(WORK REQUIRED) Every record must be repeated exactly; omit any pictures they contain.

(PROVIDED INFORMATION)
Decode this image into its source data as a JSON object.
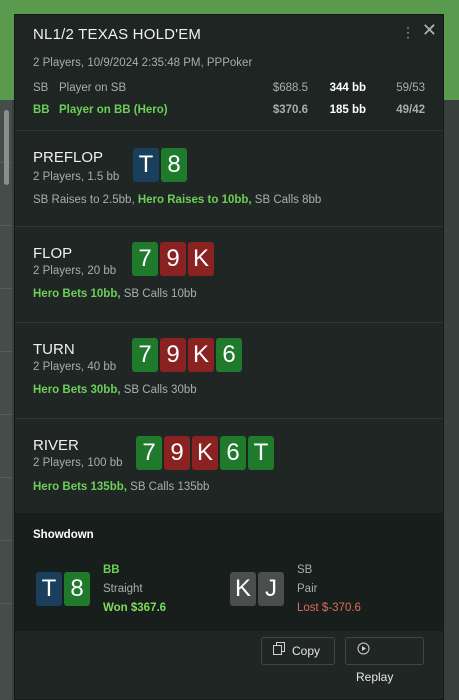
{
  "header": {
    "title": "NL1/2 TEXAS HOLD'EM",
    "subtitle": "2 Players, 10/9/2024 2:35:48 PM, PPPoker",
    "menu_icon": "kebab-menu-icon",
    "close_icon": "close-icon"
  },
  "players": [
    {
      "pos": "SB",
      "name": "Player on SB",
      "stack": "$688.5",
      "bb": "344 bb",
      "ratio": "59/53"
    },
    {
      "pos": "BB",
      "name": "Player on BB (Hero)",
      "stack": "$370.6",
      "bb": "185 bb",
      "ratio": "49/42"
    }
  ],
  "streets": {
    "preflop": {
      "label": "PREFLOP",
      "players": "2 Players, 1.5 bb",
      "cards": [
        "T",
        "8"
      ],
      "a1": "SB Raises to 2.5bb, ",
      "hero": "Hero Raises to 10bb,",
      "a2": " SB Calls 8bb"
    },
    "flop": {
      "label": "FLOP",
      "players": "2 Players, 20 bb",
      "cards": [
        "7",
        "9",
        "K"
      ],
      "hero": "Hero Bets 10bb,",
      "a2": " SB Calls 10bb"
    },
    "turn": {
      "label": "TURN",
      "players": "2 Players, 40 bb",
      "cards": [
        "7",
        "9",
        "K",
        "6"
      ],
      "hero": "Hero Bets 30bb,",
      "a2": " SB Calls 30bb"
    },
    "river": {
      "label": "RIVER",
      "players": "2 Players, 100 bb",
      "cards": [
        "7",
        "9",
        "K",
        "6",
        "T"
      ],
      "hero": "Hero Bets 135bb,",
      "a2": " SB Calls 135bb"
    }
  },
  "showdown": {
    "title": "Showdown",
    "hero": {
      "cards": [
        "T",
        "8"
      ],
      "pos": "BB",
      "hand": "Straight",
      "result": "Won $367.6"
    },
    "villain": {
      "cards": [
        "K",
        "J"
      ],
      "pos": "SB",
      "hand": "Pair",
      "result": "Lost $-370.6"
    }
  },
  "buttons": {
    "copy": "Copy",
    "replay": "Replay",
    "copy_icon": "copy-icon",
    "replay_icon": "replay-icon"
  },
  "colors": {
    "hero_green": "#6ccf58",
    "card_green": "#1f7a2c",
    "card_red": "#8b2222",
    "card_blue": "#1a3f5c",
    "card_gray": "#4a4f4e",
    "loss_red": "#e06a5a"
  }
}
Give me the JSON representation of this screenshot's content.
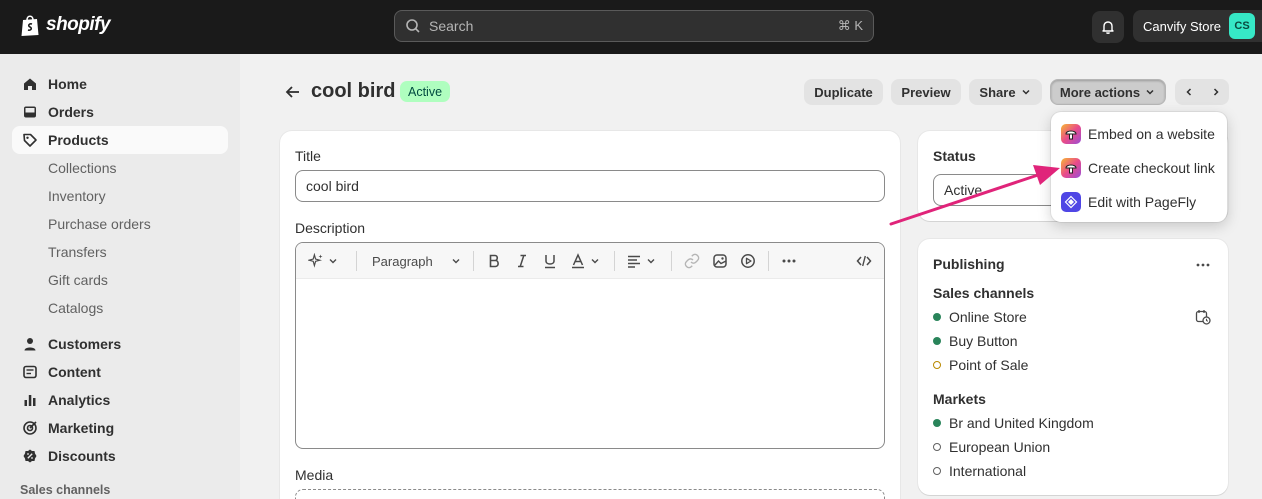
{
  "topbar": {
    "logo_text": "shopify",
    "search_placeholder": "Search",
    "search_shortcut": "⌘ K",
    "store_name": "Canvify Store",
    "store_initials": "CS"
  },
  "sidebar": {
    "items": [
      {
        "label": "Home",
        "icon": "home-icon"
      },
      {
        "label": "Orders",
        "icon": "inbox-icon"
      },
      {
        "label": "Products",
        "icon": "tag-icon",
        "active": true
      }
    ],
    "product_subitems": [
      "Collections",
      "Inventory",
      "Purchase orders",
      "Transfers",
      "Gift cards",
      "Catalogs"
    ],
    "more_items": [
      {
        "label": "Customers",
        "icon": "person-icon"
      },
      {
        "label": "Content",
        "icon": "content-icon"
      },
      {
        "label": "Analytics",
        "icon": "analytics-icon"
      },
      {
        "label": "Marketing",
        "icon": "target-icon"
      },
      {
        "label": "Discounts",
        "icon": "discount-icon"
      }
    ],
    "section_label": "Sales channels"
  },
  "header": {
    "title": "cool bird",
    "status_badge": "Active",
    "buttons": {
      "duplicate": "Duplicate",
      "preview": "Preview",
      "share": "Share",
      "more_actions": "More actions"
    }
  },
  "product_form": {
    "title_label": "Title",
    "title_value": "cool bird",
    "description_label": "Description",
    "paragraph_select": "Paragraph",
    "media_label": "Media"
  },
  "status_card": {
    "heading": "Status",
    "value": "Active"
  },
  "publishing": {
    "heading": "Publishing",
    "sales_channels_label": "Sales channels",
    "sales_channels": [
      {
        "name": "Online Store",
        "state": "active"
      },
      {
        "name": "Buy Button",
        "state": "active"
      },
      {
        "name": "Point of Sale",
        "state": "inactive"
      }
    ],
    "markets_label": "Markets",
    "markets": [
      {
        "name": "Br and United Kingdom",
        "state": "active"
      },
      {
        "name": "European Union",
        "state": "inactive"
      },
      {
        "name": "International",
        "state": "inactive"
      }
    ]
  },
  "more_actions_menu": {
    "items": [
      {
        "label": "Embed on a website",
        "icon": "mushroom-app-icon"
      },
      {
        "label": "Create checkout link",
        "icon": "mushroom-app-icon"
      },
      {
        "label": "Edit with PageFly",
        "icon": "pagefly-icon"
      }
    ]
  },
  "colors": {
    "topbar_bg": "#1a1a1a",
    "active_badge_bg": "#affebf",
    "annotation_arrow": "#e0247a",
    "channel_active": "#29845a"
  }
}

(RESPONSE)
Decode this image into its source data as a JSON object.
{
  "header": {
    "title": "NL1/2 TEXAS HOLD'EM",
    "subtitle": "2 Players, 10/9/2024 2:35:48 PM, PPPoker",
    "menu_icon": "kebab-menu-icon",
    "close_icon": "close-icon"
  },
  "players": [
    {
      "pos": "SB",
      "name": "Player on SB",
      "stack": "$688.5",
      "bb": "344 bb",
      "ratio": "59/53"
    },
    {
      "pos": "BB",
      "name": "Player on BB (Hero)",
      "stack": "$370.6",
      "bb": "185 bb",
      "ratio": "49/42"
    }
  ],
  "streets": {
    "preflop": {
      "label": "PREFLOP",
      "players": "2 Players, 1.5 bb",
      "cards": [
        "T",
        "8"
      ],
      "a1": "SB Raises to 2.5bb, ",
      "hero": "Hero Raises to 10bb,",
      "a2": " SB Calls 8bb"
    },
    "flop": {
      "label": "FLOP",
      "players": "2 Players, 20 bb",
      "cards": [
        "7",
        "9",
        "K"
      ],
      "hero": "Hero Bets 10bb,",
      "a2": " SB Calls 10bb"
    },
    "turn": {
      "label": "TURN",
      "players": "2 Players, 40 bb",
      "cards": [
        "7",
        "9",
        "K",
        "6"
      ],
      "hero": "Hero Bets 30bb,",
      "a2": " SB Calls 30bb"
    },
    "river": {
      "label": "RIVER",
      "players": "2 Players, 100 bb",
      "cards": [
        "7",
        "9",
        "K",
        "6",
        "T"
      ],
      "hero": "Hero Bets 135bb,",
      "a2": " SB Calls 135bb"
    }
  },
  "showdown": {
    "title": "Showdown",
    "hero": {
      "cards": [
        "T",
        "8"
      ],
      "pos": "BB",
      "hand": "Straight",
      "result": "Won $367.6"
    },
    "villain": {
      "cards": [
        "K",
        "J"
      ],
      "pos": "SB",
      "hand": "Pair",
      "result": "Lost $-370.6"
    }
  },
  "buttons": {
    "copy": "Copy",
    "replay": "Replay",
    "copy_icon": "copy-icon",
    "replay_icon": "replay-icon"
  },
  "colors": {
    "hero_green": "#6ccf58",
    "card_green": "#1f7a2c",
    "card_red": "#8b2222",
    "card_blue": "#1a3f5c",
    "card_gray": "#4a4f4e",
    "loss_red": "#e06a5a"
  }
}
Give me the JSON representation of this screenshot's content.
{
  "topbar": {
    "logo_text": "shopify",
    "search_placeholder": "Search",
    "search_shortcut": "⌘ K",
    "store_name": "Canvify Store",
    "store_initials": "CS"
  },
  "sidebar": {
    "items": [
      {
        "label": "Home",
        "icon": "home-icon"
      },
      {
        "label": "Orders",
        "icon": "inbox-icon"
      },
      {
        "label": "Products",
        "icon": "tag-icon",
        "active": true
      }
    ],
    "product_subitems": [
      "Collections",
      "Inventory",
      "Purchase orders",
      "Transfers",
      "Gift cards",
      "Catalogs"
    ],
    "more_items": [
      {
        "label": "Customers",
        "icon": "person-icon"
      },
      {
        "label": "Content",
        "icon": "content-icon"
      },
      {
        "label": "Analytics",
        "icon": "analytics-icon"
      },
      {
        "label": "Marketing",
        "icon": "target-icon"
      },
      {
        "label": "Discounts",
        "icon": "discount-icon"
      }
    ],
    "section_label": "Sales channels"
  },
  "header": {
    "title": "cool bird",
    "status_badge": "Active",
    "buttons": {
      "duplicate": "Duplicate",
      "preview": "Preview",
      "share": "Share",
      "more_actions": "More actions"
    }
  },
  "product_form": {
    "title_label": "Title",
    "title_value": "cool bird",
    "description_label": "Description",
    "paragraph_select": "Paragraph",
    "media_label": "Media"
  },
  "status_card": {
    "heading": "Status",
    "value": "Active"
  },
  "publishing": {
    "heading": "Publishing",
    "sales_channels_label": "Sales channels",
    "sales_channels": [
      {
        "name": "Online Store",
        "state": "active"
      },
      {
        "name": "Buy Button",
        "state": "active"
      },
      {
        "name": "Point of Sale",
        "state": "inactive"
      }
    ],
    "markets_label": "Markets",
    "markets": [
      {
        "name": "Br and United Kingdom",
        "state": "active"
      },
      {
        "name": "European Union",
        "state": "inactive"
      },
      {
        "name": "International",
        "state": "inactive"
      }
    ]
  },
  "more_actions_menu": {
    "items": [
      {
        "label": "Embed on a website",
        "icon": "mushroom-app-icon"
      },
      {
        "label": "Create checkout link",
        "icon": "mushroom-app-icon"
      },
      {
        "label": "Edit with PageFly",
        "icon": "pagefly-icon"
      }
    ]
  },
  "colors": {
    "topbar_bg": "#1a1a1a",
    "active_badge_bg": "#affebf",
    "annotation_arrow": "#e0247a",
    "channel_active": "#29845a"
  }
}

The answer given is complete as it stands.